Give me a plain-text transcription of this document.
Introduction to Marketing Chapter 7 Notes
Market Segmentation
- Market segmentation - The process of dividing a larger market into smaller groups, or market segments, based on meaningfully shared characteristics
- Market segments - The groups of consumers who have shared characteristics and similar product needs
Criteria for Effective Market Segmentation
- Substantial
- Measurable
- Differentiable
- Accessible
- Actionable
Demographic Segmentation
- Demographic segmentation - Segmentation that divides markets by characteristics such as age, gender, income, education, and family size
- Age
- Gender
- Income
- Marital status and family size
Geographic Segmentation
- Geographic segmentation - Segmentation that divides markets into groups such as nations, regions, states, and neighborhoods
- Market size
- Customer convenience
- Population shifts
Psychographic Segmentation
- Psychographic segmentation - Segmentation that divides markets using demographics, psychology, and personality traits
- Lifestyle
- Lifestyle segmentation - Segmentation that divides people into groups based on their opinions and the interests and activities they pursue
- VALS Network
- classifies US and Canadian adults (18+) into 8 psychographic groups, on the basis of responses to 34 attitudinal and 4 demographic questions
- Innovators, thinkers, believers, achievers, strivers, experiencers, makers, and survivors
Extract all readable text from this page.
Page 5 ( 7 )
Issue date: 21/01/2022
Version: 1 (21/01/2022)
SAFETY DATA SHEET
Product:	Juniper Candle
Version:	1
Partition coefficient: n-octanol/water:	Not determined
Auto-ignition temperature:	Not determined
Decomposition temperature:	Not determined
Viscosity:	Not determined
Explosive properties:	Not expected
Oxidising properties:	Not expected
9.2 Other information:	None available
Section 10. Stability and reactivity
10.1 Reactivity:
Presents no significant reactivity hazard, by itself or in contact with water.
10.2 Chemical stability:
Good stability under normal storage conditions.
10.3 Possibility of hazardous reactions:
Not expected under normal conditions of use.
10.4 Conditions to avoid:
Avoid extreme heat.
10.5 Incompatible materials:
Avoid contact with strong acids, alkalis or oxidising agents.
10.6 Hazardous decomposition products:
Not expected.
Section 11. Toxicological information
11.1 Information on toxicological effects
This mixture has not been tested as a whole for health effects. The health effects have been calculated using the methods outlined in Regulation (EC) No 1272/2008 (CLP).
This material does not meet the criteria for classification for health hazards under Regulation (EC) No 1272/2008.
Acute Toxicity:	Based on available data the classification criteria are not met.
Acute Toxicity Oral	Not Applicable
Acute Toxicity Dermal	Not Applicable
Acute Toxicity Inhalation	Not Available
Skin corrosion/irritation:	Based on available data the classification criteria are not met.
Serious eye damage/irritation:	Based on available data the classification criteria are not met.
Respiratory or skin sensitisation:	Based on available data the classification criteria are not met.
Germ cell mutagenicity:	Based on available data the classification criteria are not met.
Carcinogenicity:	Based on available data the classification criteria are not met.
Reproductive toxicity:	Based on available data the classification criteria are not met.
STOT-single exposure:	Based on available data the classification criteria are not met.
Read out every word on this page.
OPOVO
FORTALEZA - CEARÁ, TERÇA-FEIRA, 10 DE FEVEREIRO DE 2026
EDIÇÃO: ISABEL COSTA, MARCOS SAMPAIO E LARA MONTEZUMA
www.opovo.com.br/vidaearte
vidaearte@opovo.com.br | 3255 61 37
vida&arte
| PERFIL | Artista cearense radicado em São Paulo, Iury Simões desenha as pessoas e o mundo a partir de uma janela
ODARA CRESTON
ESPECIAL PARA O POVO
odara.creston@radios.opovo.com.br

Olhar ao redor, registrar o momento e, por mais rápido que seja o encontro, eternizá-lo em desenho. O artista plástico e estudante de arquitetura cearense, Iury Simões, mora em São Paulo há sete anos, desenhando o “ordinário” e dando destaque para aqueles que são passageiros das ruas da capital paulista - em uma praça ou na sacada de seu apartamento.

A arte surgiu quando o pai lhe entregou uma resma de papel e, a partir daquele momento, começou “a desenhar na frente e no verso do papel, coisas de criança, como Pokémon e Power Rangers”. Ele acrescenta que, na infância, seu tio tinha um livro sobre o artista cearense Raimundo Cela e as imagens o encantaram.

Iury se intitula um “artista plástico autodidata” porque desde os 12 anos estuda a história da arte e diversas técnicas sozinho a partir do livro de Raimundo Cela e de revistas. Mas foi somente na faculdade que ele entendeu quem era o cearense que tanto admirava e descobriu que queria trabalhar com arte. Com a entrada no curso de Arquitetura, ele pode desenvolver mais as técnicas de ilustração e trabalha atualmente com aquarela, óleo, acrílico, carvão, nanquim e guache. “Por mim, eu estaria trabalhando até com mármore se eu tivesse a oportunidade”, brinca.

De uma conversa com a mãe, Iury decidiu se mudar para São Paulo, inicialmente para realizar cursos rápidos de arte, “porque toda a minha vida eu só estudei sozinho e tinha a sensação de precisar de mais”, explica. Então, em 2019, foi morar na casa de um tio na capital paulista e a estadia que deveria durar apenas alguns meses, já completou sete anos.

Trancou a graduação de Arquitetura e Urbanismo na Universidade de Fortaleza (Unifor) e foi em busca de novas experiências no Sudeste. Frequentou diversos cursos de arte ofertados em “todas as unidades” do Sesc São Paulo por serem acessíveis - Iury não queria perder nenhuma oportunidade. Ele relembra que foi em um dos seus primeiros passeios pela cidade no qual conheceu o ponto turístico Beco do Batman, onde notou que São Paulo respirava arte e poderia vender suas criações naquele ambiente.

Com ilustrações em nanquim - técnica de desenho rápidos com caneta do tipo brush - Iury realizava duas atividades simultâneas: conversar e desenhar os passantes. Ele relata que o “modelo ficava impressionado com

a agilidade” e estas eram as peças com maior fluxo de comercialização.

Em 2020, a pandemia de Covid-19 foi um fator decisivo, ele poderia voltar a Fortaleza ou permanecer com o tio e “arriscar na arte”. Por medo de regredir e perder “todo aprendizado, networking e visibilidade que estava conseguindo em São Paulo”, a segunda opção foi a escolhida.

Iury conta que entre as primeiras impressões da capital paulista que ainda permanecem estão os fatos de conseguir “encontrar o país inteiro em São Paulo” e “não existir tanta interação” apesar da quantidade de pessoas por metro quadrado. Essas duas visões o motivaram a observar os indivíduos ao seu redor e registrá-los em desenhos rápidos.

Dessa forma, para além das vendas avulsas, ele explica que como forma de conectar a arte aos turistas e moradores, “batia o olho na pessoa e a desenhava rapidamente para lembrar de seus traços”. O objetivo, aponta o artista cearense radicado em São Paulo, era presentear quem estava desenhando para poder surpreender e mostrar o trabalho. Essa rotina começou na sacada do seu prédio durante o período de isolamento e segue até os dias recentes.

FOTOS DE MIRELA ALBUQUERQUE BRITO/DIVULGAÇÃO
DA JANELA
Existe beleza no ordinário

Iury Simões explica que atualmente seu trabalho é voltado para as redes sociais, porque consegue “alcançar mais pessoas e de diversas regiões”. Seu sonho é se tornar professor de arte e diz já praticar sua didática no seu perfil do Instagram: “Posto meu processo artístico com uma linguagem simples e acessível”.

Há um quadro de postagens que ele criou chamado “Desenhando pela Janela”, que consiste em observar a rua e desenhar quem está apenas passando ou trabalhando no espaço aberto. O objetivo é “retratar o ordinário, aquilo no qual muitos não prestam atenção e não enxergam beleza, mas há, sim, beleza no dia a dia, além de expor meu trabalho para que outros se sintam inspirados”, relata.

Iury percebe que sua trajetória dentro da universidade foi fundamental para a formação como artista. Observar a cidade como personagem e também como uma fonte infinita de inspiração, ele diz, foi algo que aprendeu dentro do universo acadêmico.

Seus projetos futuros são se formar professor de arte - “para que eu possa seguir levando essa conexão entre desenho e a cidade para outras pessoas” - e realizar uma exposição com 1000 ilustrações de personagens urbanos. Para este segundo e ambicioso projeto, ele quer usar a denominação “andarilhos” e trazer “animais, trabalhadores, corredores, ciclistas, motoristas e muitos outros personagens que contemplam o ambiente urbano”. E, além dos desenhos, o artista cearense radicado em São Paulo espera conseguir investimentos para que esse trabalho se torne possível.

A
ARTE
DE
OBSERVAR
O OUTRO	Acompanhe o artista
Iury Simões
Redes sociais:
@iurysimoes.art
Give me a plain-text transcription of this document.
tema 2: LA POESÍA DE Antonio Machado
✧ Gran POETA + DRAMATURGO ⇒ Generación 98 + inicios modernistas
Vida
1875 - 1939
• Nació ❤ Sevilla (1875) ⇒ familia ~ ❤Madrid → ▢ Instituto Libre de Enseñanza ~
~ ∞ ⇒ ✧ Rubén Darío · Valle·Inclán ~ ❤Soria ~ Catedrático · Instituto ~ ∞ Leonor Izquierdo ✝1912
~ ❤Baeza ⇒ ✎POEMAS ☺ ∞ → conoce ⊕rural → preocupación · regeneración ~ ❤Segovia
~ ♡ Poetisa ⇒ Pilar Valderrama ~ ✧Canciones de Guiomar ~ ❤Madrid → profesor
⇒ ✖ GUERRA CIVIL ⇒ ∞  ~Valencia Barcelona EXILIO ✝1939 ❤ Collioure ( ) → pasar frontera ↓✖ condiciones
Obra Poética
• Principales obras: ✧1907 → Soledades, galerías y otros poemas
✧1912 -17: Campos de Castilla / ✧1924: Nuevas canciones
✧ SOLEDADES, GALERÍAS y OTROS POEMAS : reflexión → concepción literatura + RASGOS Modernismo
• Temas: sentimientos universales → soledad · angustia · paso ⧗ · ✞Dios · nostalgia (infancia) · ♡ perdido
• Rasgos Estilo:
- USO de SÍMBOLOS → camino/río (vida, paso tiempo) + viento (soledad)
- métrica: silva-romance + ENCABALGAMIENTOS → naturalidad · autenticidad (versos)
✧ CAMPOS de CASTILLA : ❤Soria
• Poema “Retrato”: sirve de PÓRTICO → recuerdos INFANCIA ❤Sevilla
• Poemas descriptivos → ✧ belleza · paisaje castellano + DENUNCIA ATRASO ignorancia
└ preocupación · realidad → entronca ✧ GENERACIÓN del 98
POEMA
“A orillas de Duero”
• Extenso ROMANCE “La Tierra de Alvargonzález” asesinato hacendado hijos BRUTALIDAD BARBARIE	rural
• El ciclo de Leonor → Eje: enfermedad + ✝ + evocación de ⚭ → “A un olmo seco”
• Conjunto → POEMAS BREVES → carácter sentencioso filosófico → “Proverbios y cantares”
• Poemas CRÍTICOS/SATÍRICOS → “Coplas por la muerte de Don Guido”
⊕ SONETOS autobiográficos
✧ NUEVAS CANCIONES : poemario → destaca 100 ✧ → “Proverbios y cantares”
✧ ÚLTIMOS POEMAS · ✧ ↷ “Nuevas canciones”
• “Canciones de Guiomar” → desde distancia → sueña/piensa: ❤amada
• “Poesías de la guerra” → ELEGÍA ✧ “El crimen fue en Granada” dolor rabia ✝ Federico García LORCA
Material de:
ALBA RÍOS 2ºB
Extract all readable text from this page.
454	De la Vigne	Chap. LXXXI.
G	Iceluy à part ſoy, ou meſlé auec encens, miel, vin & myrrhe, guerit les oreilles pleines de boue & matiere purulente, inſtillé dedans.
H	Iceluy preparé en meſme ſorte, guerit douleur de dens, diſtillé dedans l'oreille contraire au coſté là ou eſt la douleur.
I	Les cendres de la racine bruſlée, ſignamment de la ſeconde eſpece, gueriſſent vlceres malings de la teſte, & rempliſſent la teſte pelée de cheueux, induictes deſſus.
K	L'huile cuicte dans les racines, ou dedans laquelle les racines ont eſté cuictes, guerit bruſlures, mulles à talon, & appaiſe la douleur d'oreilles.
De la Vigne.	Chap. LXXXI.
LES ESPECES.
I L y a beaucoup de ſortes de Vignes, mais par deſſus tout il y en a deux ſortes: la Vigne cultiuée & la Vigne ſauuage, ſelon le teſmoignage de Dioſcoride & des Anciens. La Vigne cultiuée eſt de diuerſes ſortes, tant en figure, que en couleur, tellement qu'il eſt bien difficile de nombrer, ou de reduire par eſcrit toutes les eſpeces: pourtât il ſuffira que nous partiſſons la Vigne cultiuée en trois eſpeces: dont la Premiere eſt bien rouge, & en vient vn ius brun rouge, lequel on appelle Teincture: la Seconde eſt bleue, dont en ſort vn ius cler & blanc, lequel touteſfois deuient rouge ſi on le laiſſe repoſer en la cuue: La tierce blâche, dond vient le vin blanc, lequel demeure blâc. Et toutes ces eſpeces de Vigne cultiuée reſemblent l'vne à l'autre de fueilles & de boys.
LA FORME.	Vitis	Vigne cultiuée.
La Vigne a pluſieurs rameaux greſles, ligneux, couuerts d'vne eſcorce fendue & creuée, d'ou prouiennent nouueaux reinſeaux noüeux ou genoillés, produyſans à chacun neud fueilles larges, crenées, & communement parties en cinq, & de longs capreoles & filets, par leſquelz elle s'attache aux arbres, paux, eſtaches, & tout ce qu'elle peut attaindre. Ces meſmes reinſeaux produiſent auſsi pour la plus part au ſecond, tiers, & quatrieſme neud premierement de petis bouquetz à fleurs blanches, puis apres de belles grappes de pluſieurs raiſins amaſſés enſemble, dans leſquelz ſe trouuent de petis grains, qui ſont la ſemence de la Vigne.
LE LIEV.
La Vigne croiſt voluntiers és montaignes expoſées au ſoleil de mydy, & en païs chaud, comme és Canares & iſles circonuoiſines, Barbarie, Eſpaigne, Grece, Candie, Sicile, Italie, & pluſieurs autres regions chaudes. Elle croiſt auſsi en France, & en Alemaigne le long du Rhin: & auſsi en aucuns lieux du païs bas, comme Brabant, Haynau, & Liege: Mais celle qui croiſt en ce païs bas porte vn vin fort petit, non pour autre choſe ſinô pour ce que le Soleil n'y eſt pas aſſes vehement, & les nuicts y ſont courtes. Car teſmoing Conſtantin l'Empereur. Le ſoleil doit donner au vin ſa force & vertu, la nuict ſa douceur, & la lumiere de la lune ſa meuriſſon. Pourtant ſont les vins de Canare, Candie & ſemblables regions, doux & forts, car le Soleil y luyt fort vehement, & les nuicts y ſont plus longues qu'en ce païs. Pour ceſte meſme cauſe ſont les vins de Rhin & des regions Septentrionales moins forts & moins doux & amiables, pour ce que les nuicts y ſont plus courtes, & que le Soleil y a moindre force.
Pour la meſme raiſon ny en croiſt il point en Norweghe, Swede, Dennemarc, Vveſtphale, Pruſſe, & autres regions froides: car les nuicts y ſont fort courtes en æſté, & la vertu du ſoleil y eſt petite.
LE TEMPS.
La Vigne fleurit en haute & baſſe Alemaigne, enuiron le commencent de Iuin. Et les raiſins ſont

************

TASK DETAILS> Identify and extract each line of the listing that contains "with".

WORKED ANSWER>
Presents no significant reactivity hazard, by itself or in contact with water.
Avoid contact with strong acids, alkalis or oxidising agents.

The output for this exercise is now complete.